(Provided data):
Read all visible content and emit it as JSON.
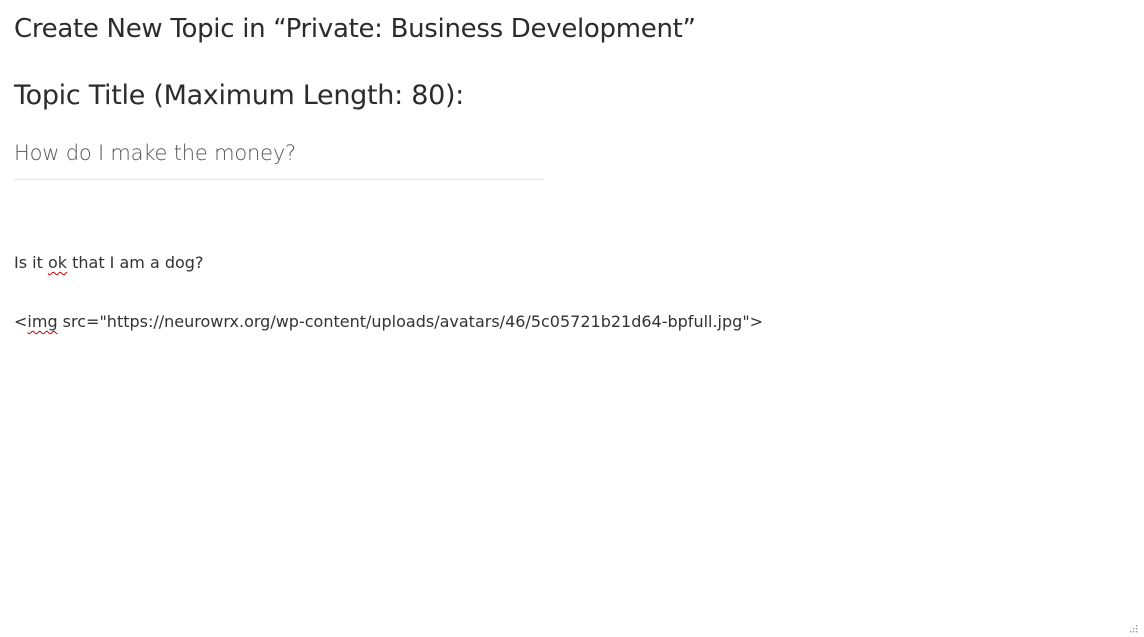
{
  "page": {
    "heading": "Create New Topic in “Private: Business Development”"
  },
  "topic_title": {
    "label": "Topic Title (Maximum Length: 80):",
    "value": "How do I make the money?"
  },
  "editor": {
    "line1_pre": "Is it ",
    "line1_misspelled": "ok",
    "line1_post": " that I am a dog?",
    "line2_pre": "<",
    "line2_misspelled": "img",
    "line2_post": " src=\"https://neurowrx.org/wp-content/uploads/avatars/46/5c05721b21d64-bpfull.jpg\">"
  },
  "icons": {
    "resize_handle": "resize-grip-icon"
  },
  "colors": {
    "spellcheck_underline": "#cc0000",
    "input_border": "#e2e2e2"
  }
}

(Aim of the exercise): Identify every line above that includes the word "content", and show those lines.

(Correct answer):
Read all visible content and emit it as JSON.
    "line2_post": " src=\"https://neurowrx.org/wp-content/uploads/avatars/46/5c05721b21d64-bpfull.jpg\">"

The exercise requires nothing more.